■ Written instruction ■
Restate the full set of records exactly, word for word.

■ Supplied material ■
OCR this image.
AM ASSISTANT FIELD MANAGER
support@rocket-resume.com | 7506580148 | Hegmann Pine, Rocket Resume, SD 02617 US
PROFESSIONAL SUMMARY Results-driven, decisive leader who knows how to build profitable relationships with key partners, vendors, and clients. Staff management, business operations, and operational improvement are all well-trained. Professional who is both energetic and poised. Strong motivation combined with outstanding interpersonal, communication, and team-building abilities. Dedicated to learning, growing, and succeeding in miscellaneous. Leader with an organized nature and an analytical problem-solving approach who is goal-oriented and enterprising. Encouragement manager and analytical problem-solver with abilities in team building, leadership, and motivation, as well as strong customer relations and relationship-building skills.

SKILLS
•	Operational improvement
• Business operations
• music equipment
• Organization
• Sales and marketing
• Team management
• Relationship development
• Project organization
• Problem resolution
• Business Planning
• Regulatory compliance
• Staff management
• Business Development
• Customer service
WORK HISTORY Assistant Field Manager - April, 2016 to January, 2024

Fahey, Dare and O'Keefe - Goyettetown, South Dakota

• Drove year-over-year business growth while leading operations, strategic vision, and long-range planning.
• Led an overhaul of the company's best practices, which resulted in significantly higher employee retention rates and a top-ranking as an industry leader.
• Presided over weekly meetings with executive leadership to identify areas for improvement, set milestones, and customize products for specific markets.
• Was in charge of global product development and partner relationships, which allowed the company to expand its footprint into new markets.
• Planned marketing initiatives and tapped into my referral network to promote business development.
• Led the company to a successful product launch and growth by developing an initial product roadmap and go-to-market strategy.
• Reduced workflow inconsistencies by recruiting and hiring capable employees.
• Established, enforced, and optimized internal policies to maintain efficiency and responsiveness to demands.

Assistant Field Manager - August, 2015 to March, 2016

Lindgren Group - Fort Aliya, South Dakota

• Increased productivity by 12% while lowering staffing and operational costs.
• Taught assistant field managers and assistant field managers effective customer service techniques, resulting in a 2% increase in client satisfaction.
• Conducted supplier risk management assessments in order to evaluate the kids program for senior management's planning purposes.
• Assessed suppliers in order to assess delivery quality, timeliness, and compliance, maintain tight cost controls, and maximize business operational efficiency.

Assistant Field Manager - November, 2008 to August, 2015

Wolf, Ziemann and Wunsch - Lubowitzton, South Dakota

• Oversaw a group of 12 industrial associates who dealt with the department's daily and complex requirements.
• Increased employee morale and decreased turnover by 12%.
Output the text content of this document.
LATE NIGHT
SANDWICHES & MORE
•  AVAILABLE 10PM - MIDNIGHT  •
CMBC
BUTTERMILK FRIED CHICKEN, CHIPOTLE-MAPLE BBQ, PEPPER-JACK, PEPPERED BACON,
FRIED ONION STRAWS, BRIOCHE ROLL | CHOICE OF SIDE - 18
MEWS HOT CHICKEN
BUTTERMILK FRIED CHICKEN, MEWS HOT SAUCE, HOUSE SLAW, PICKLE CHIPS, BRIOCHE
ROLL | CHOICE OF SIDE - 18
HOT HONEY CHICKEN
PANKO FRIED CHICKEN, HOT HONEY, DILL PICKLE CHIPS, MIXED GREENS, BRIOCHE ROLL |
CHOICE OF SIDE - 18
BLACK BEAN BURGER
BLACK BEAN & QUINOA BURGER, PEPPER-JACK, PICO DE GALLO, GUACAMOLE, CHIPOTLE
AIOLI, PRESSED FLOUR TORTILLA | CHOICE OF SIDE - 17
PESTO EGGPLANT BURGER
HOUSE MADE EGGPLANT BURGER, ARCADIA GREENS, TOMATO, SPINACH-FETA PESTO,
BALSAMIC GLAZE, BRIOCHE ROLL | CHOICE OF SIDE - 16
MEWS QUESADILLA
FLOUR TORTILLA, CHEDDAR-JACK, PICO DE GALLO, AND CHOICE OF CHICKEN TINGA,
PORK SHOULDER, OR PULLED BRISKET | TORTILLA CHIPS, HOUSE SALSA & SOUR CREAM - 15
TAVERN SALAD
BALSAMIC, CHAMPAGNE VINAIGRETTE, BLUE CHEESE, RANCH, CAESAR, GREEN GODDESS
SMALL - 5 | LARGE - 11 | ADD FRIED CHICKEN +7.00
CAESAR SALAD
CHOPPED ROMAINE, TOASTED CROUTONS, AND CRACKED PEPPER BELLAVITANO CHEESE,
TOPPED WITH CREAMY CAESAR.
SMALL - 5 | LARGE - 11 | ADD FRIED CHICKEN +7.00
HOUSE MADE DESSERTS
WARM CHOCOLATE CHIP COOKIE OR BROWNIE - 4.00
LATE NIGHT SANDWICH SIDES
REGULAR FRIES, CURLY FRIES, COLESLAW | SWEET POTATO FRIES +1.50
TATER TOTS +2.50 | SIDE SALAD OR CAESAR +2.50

■ Answer to the exercise ■
OCR this image.
AM ASSISTANT FIELD MANAGER
support@rocket-resume.com | 7506580148 | Hegmann Pine, Rocket Resume, SD 02617 US
PROFESSIONAL SUMMARY Results-driven, decisive leader who knows how to build profitable relationships with key partners, vendors, and clients. Staff management, business operations, and operational improvement are all well-trained. Professional who is both energetic and poised. Strong motivation combined with outstanding interpersonal, communication, and team-building abilities. Dedicated to learning, growing, and succeeding in miscellaneous. Leader with an organized nature and an analytical problem-solving approach who is goal-oriented and enterprising. Encouragement manager and analytical problem-solver with abilities in team building, leadership, and motivation, as well as strong customer relations and relationship-building skills.

SKILLS
•	Operational improvement
• Business operations
• music equipment
• Organization
• Sales and marketing
• Team management
• Relationship development
• Project organization
• Problem resolution
• Business Planning
• Regulatory compliance
• Staff management
• Business Development
• Customer service
WORK HISTORY Assistant Field Manager - April, 2016 to January, 2024

Fahey, Dare and O'Keefe - Goyettetown, South Dakota

• Drove year-over-year business growth while leading operations, strategic vision, and long-range planning.
• Led an overhaul of the company's best practices, which resulted in significantly higher employee retention rates and a top-ranking as an industry leader.
• Presided over weekly meetings with executive leadership to identify areas for improvement, set milestones, and customize products for specific markets.
• Was in charge of global product development and partner relationships, which allowed the company to expand its footprint into new markets.
• Planned marketing initiatives and tapped into my referral network to promote business development.
• Led the company to a successful product launch and growth by developing an initial product roadmap and go-to-market strategy.
• Reduced workflow inconsistencies by recruiting and hiring capable employees.
• Established, enforced, and optimized internal policies to maintain efficiency and responsiveness to demands.

Assistant Field Manager - August, 2015 to March, 2016

Lindgren Group - Fort Aliya, South Dakota

• Increased productivity by 12% while lowering staffing and operational costs.
• Taught assistant field managers and assistant field managers effective customer service techniques, resulting in a 2% increase in client satisfaction.
• Conducted supplier risk management assessments in order to evaluate the kids program for senior management's planning purposes.
• Assessed suppliers in order to assess delivery quality, timeliness, and compliance, maintain tight cost controls, and maximize business operational efficiency.

Assistant Field Manager - November, 2008 to August, 2015

Wolf, Ziemann and Wunsch - Lubowitzton, South Dakota

• Oversaw a group of 12 industrial associates who dealt with the department's daily and complex requirements.
• Increased employee morale and decreased turnover by 12%.
Output the text content of this document.
LATE NIGHT
SANDWICHES & MORE
•  AVAILABLE 10PM - MIDNIGHT  •
CMBC
BUTTERMILK FRIED CHICKEN, CHIPOTLE-MAPLE BBQ, PEPPER-JACK, PEPPERED BACON,
FRIED ONION STRAWS, BRIOCHE ROLL | CHOICE OF SIDE - 18
MEWS HOT CHICKEN
BUTTERMILK FRIED CHICKEN, MEWS HOT SAUCE, HOUSE SLAW, PICKLE CHIPS, BRIOCHE
ROLL | CHOICE OF SIDE - 18
HOT HONEY CHICKEN
PANKO FRIED CHICKEN, HOT HONEY, DILL PICKLE CHIPS, MIXED GREENS, BRIOCHE ROLL |
CHOICE OF SIDE - 18
BLACK BEAN BURGER
BLACK BEAN & QUINOA BURGER, PEPPER-JACK, PICO DE GALLO, GUACAMOLE, CHIPOTLE
AIOLI, PRESSED FLOUR TORTILLA | CHOICE OF SIDE - 17
PESTO EGGPLANT BURGER
HOUSE MADE EGGPLANT BURGER, ARCADIA GREENS, TOMATO, SPINACH-FETA PESTO,
BALSAMIC GLAZE, BRIOCHE ROLL | CHOICE OF SIDE - 16
MEWS QUESADILLA
FLOUR TORTILLA, CHEDDAR-JACK, PICO DE GALLO, AND CHOICE OF CHICKEN TINGA,
PORK SHOULDER, OR PULLED BRISKET | TORTILLA CHIPS, HOUSE SALSA & SOUR CREAM - 15
TAVERN SALAD
BALSAMIC, CHAMPAGNE VINAIGRETTE, BLUE CHEESE, RANCH, CAESAR, GREEN GODDESS
SMALL - 5 | LARGE - 11 | ADD FRIED CHICKEN +7.00
CAESAR SALAD
CHOPPED ROMAINE, TOASTED CROUTONS, AND CRACKED PEPPER BELLAVITANO CHEESE,
TOPPED WITH CREAMY CAESAR.
SMALL - 5 | LARGE - 11 | ADD FRIED CHICKEN +7.00
HOUSE MADE DESSERTS
WARM CHOCOLATE CHIP COOKIE OR BROWNIE - 4.00
LATE NIGHT SANDWICH SIDES
REGULAR FRIES, CURLY FRIES, COLESLAW | SWEET POTATO FRIES +1.50
TATER TOTS +2.50 | SIDE SALAD OR CAESAR +2.50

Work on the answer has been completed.